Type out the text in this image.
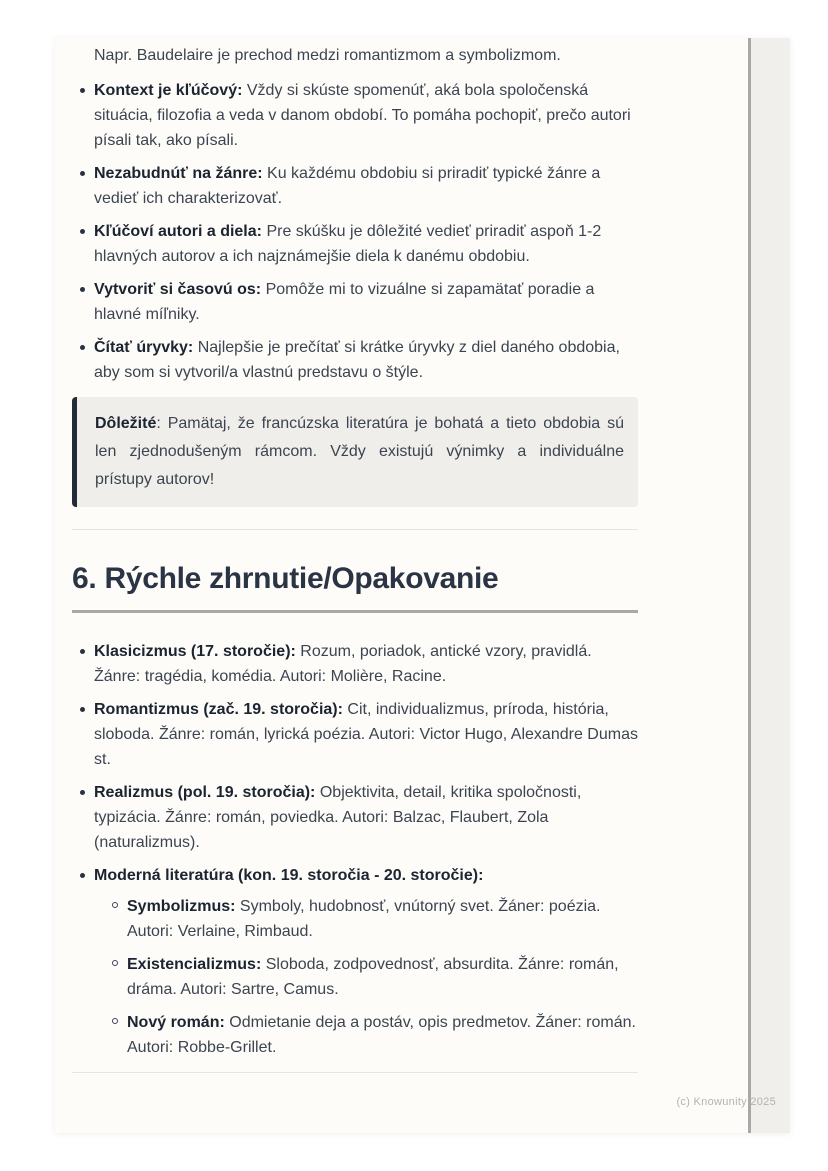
Napr. Baudelaire je prechod medzi romantizmom a symbolizmom.

Kontext je kľúčový: Vždy si skúste spomenúť, aká bola spoločenská situácia, filozofia a veda v danom období. To pomáha pochopiť, prečo autori písali tak, ako písali.
Nezabudnúť na žánre: Ku každému obdobiu si priradiť typické žánre a vedieť ich charakterizovať.
Kľúčoví autori a diela: Pre skúšku je dôležité vedieť priradiť aspoň 1-2 hlavných autorov a ich najznámejšie diela k danému obdobiu.
Vytvoriť si časovú os: Pomôže mi to vizuálne si zapamätať poradie a hlavné míľniky.
Čítať úryvky: Najlepšie je prečítať si krátke úryvky z diel daného obdobia, aby som si vytvoril/a vlastnú predstavu o štýle.

Dôležité: Pamätaj, že francúzska literatúra je bohatá a tieto obdobia sú len zjednodušeným rámcom. Vždy existujú výnimky a individuálne prístupy autorov!

6. Rýchle zhrnutie/Opakovanie
Klasicizmus (17. storočie): Rozum, poriadok, antické vzory, pravidlá. Žánre: tragédia, komédia. Autori: Molière, Racine.
Romantizmus (zač. 19. storočia): Cit, individualizmus, príroda, história, sloboda. Žánre: román, lyrická poézia. Autori: Victor Hugo, Alexandre Dumas st.
Realizmus (pol. 19. storočia): Objektivita, detail, kritika spoločnosti, typizácia. Žánre: román, poviedka. Autori: Balzac, Flaubert, Zola (naturalizmus).
Moderná literatúra (kon. 19. storočia - 20. storočie):
Symbolizmus: Symboly, hudobnosť, vnútorný svet. Žáner: poézia. Autori: Verlaine, Rimbaud.
Existencializmus: Sloboda, zodpovednosť, absurdita. Žánre: román, dráma. Autori: Sartre, Camus.
Nový román: Odmietanie deja a postáv, opis predmetov. Žáner: román. Autori: Robbe-Grillet.
(c) Knowunity 2025
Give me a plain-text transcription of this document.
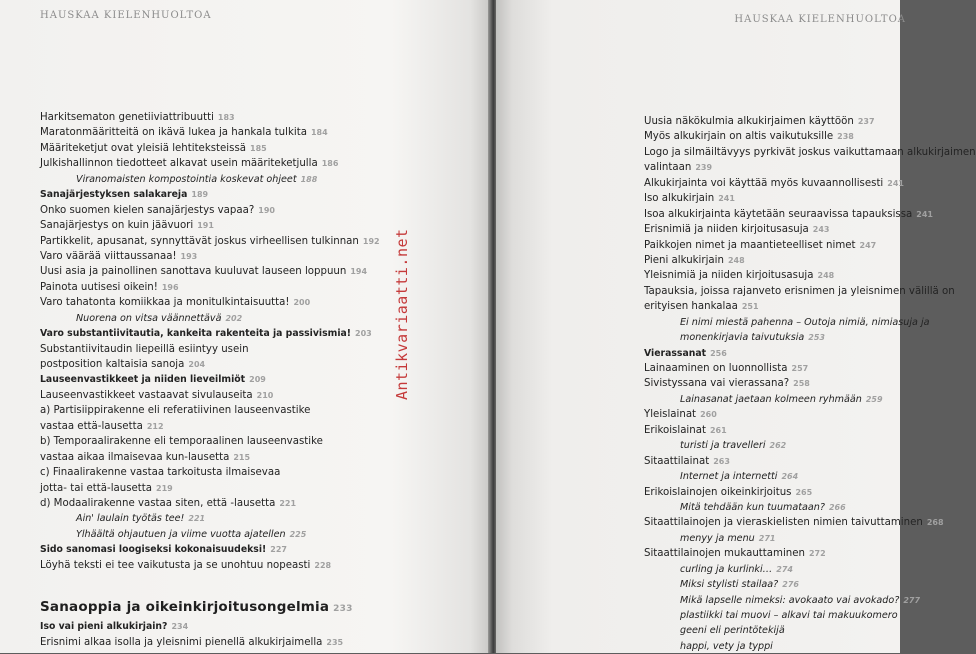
HAUSKAA KIELENHUOLTOA
Harkitsematon genetiiviattribuutti 183
Maratonmääritteitä on ikävä lukea ja hankala tulkita 184
Määriteketjut ovat yleisiä lehtiteksteissä 185
Julkishallinnon tiedotteet alkavat usein määriteketjulla 186
Viranomaisten kompostointia koskevat ohjeet 188
Sanajärjestyksen salakareja 189
Onko suomen kielen sanajärjestys vapaa? 190
Sanajärjestys on kuin jäävuori 191
Partikkelit, apusanat, synnyttävät joskus virheellisen tulkinnan 192
Varo väärää viittaussanaa! 193
Uusi asia ja painollinen sanottava kuuluvat lauseen loppuun 194
Painota uutisesi oikein! 196
Varo tahatonta komiikkaa ja monitulkintaisuutta! 200
Nuorena on vitsa väännettävä 202
Varo substantiivitautia, kankeita rakenteita ja passivismia! 203
Substantiivitaudin liepeillä esiintyy usein
postposition kaltaisia sanoja 204
Lauseenvastikkeet ja niiden lieveilmiöt 209
Lauseenvastikkeet vastaavat sivulauseita 210
a) Partisiippirakenne eli referatiivinen lauseenvastike
vastaa että-lausetta 212
b) Temporaalirakenne eli temporaalinen lauseenvastike
vastaa aikaa ilmaisevaa kun-lausetta 215
c) Finaalirakenne vastaa tarkoitusta ilmaisevaa
jotta- tai että-lausetta 219
d) Modaalirakenne vastaa siten, että -lausetta 221
Ain' laulain työtäs tee! 221
Ylhäältä ohjautuen ja viime vuotta ajatellen 225
Sido sanomasi loogiseksi kokonaisuudeksi! 227
Löyhä teksti ei tee vaikutusta ja se unohtuu nopeasti 228
Sanaoppia ja oikeinkirjoitusongelmia 233
Iso vai pieni alkukirjain? 234
Erisnimi alkaa isolla ja yleisnimi pienellä alkukirjaimella 235
HAUSKAA KIELENHUOLTOA
Uusia näkökulmia alkukirjaimen käyttöön 237
Myös alkukirjain on altis vaikutuksille 238
Logo ja silmäiltävyys pyrkivät joskus vaikuttamaan alkukirjaimen
valintaan 239
Alkukirjainta voi käyttää myös kuvaannollisesti 241
Iso alkukirjain 241
Isoa alkukirjainta käytetään seuraavissa tapauksissa 241
Erisnimiä ja niiden kirjoitusasuja 243
Paikkojen nimet ja maantieteelliset nimet 247
Pieni alkukirjain 248
Yleisnimiä ja niiden kirjoitusasuja 248
Tapauksia, joissa rajanveto erisnimen ja yleisnimen välillä on
erityisen hankalaa 251
Ei nimi miestä pahenna – Outoja nimiä, nimiasuja ja
monenkirjavia taivutuksia 253
Vierassanat 256
Lainaaminen on luonnollista 257
Sivistyssana vai vierassana? 258
Lainasanat jaetaan kolmeen ryhmään 259
Yleislainat 260
Erikoislainat 261
turisti ja travelleri 262
Sitaattilainat 263
Internet ja internetti 264
Erikoislainojen oikeinkirjoitus 265
Mitä tehdään kun tuumataan? 266
Sitaattilainojen ja vieraskielisten nimien taivuttaminen 268
menyy ja menu 271
Sitaattilainojen mukauttaminen 272
curling ja kurlinki… 274
Miksi stylisti stailaa? 276
Mikä lapselle nimeksi: avokaato vai avokado? 277
plastiikki tai muovi – alkavi tai makuukomero
geeni eli perintötekijä
happi, vety ja typpi
Antikvariaatti.net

◆ ◆ ◆ ◆

SHORT PROBLEM =
Exactly reproduce each record, leaving out any pictures.

EXERCISE OUTPUT =
Type out the text in this image.
Napr. Baudelaire je prechod medzi romantizmom a symbolizmom.

Kontext je kľúčový: Vždy si skúste spomenúť, aká bola spoločenská situácia, filozofia a veda v danom období. To pomáha pochopiť, prečo autori písali tak, ako písali.
Nezabudnúť na žánre: Ku každému obdobiu si priradiť typické žánre a vedieť ich charakterizovať.
Kľúčoví autori a diela: Pre skúšku je dôležité vedieť priradiť aspoň 1-2 hlavných autorov a ich najznámejšie diela k danému obdobiu.
Vytvoriť si časovú os: Pomôže mi to vizuálne si zapamätať poradie a hlavné míľniky.
Čítať úryvky: Najlepšie je prečítať si krátke úryvky z diel daného obdobia, aby som si vytvoril/a vlastnú predstavu o štýle.

Dôležité: Pamätaj, že francúzska literatúra je bohatá a tieto obdobia sú len zjednodušeným rámcom. Vždy existujú výnimky a individuálne prístupy autorov!

6. Rýchle zhrnutie/Opakovanie
Klasicizmus (17. storočie): Rozum, poriadok, antické vzory, pravidlá. Žánre: tragédia, komédia. Autori: Molière, Racine.
Romantizmus (zač. 19. storočia): Cit, individualizmus, príroda, história, sloboda. Žánre: román, lyrická poézia. Autori: Victor Hugo, Alexandre Dumas st.
Realizmus (pol. 19. storočia): Objektivita, detail, kritika spoločnosti, typizácia. Žánre: román, poviedka. Autori: Balzac, Flaubert, Zola (naturalizmus).
Moderná literatúra (kon. 19. storočia - 20. storočie):
Symbolizmus: Symboly, hudobnosť, vnútorný svet. Žáner: poézia. Autori: Verlaine, Rimbaud.
Existencializmus: Sloboda, zodpovednosť, absurdita. Žánre: román, dráma. Autori: Sartre, Camus.
Nový román: Odmietanie deja a postáv, opis predmetov. Žáner: román. Autori: Robbe-Grillet.
(c) Knowunity 2025
Give me a plain-text transcription of this document.
HAUSKAA KIELENHUOLTOA
Harkitsematon genetiiviattribuutti 183
Maratonmääritteitä on ikävä lukea ja hankala tulkita 184
Määriteketjut ovat yleisiä lehtiteksteissä 185
Julkishallinnon tiedotteet alkavat usein määriteketjulla 186
Viranomaisten kompostointia koskevat ohjeet 188
Sanajärjestyksen salakareja 189
Onko suomen kielen sanajärjestys vapaa? 190
Sanajärjestys on kuin jäävuori 191
Partikkelit, apusanat, synnyttävät joskus virheellisen tulkinnan 192
Varo väärää viittaussanaa! 193
Uusi asia ja painollinen sanottava kuuluvat lauseen loppuun 194
Painota uutisesi oikein! 196
Varo tahatonta komiikkaa ja monitulkintaisuutta! 200
Nuorena on vitsa väännettävä 202
Varo substantiivitautia, kankeita rakenteita ja passivismia! 203
Substantiivitaudin liepeillä esiintyy usein
postposition kaltaisia sanoja 204
Lauseenvastikkeet ja niiden lieveilmiöt 209
Lauseenvastikkeet vastaavat sivulauseita 210
a) Partisiippirakenne eli referatiivinen lauseenvastike
vastaa että-lausetta 212
b) Temporaalirakenne eli temporaalinen lauseenvastike
vastaa aikaa ilmaisevaa kun-lausetta 215
c) Finaalirakenne vastaa tarkoitusta ilmaisevaa
jotta- tai että-lausetta 219
d) Modaalirakenne vastaa siten, että -lausetta 221
Ain' laulain työtäs tee! 221
Ylhäältä ohjautuen ja viime vuotta ajatellen 225
Sido sanomasi loogiseksi kokonaisuudeksi! 227
Löyhä teksti ei tee vaikutusta ja se unohtuu nopeasti 228
Sanaoppia ja oikeinkirjoitusongelmia 233
Iso vai pieni alkukirjain? 234
Erisnimi alkaa isolla ja yleisnimi pienellä alkukirjaimella 235
HAUSKAA KIELENHUOLTOA
Uusia näkökulmia alkukirjaimen käyttöön 237
Myös alkukirjain on altis vaikutuksille 238
Logo ja silmäiltävyys pyrkivät joskus vaikuttamaan alkukirjaimen
valintaan 239
Alkukirjainta voi käyttää myös kuvaannollisesti 241
Iso alkukirjain 241
Isoa alkukirjainta käytetään seuraavissa tapauksissa 241
Erisnimiä ja niiden kirjoitusasuja 243
Paikkojen nimet ja maantieteelliset nimet 247
Pieni alkukirjain 248
Yleisnimiä ja niiden kirjoitusasuja 248
Tapauksia, joissa rajanveto erisnimen ja yleisnimen välillä on
erityisen hankalaa 251
Ei nimi miestä pahenna – Outoja nimiä, nimiasuja ja
monenkirjavia taivutuksia 253
Vierassanat 256
Lainaaminen on luonnollista 257
Sivistyssana vai vierassana? 258
Lainasanat jaetaan kolmeen ryhmään 259
Yleislainat 260
Erikoislainat 261
turisti ja travelleri 262
Sitaattilainat 263
Internet ja internetti 264
Erikoislainojen oikeinkirjoitus 265
Mitä tehdään kun tuumataan? 266
Sitaattilainojen ja vieraskielisten nimien taivuttaminen 268
menyy ja menu 271
Sitaattilainojen mukauttaminen 272
curling ja kurlinki… 274
Miksi stylisti stailaa? 276
Mikä lapselle nimeksi: avokaato vai avokado? 277
plastiikki tai muovi – alkavi tai makuukomero
geeni eli perintötekijä
happi, vety ja typpi
Antikvariaatti.net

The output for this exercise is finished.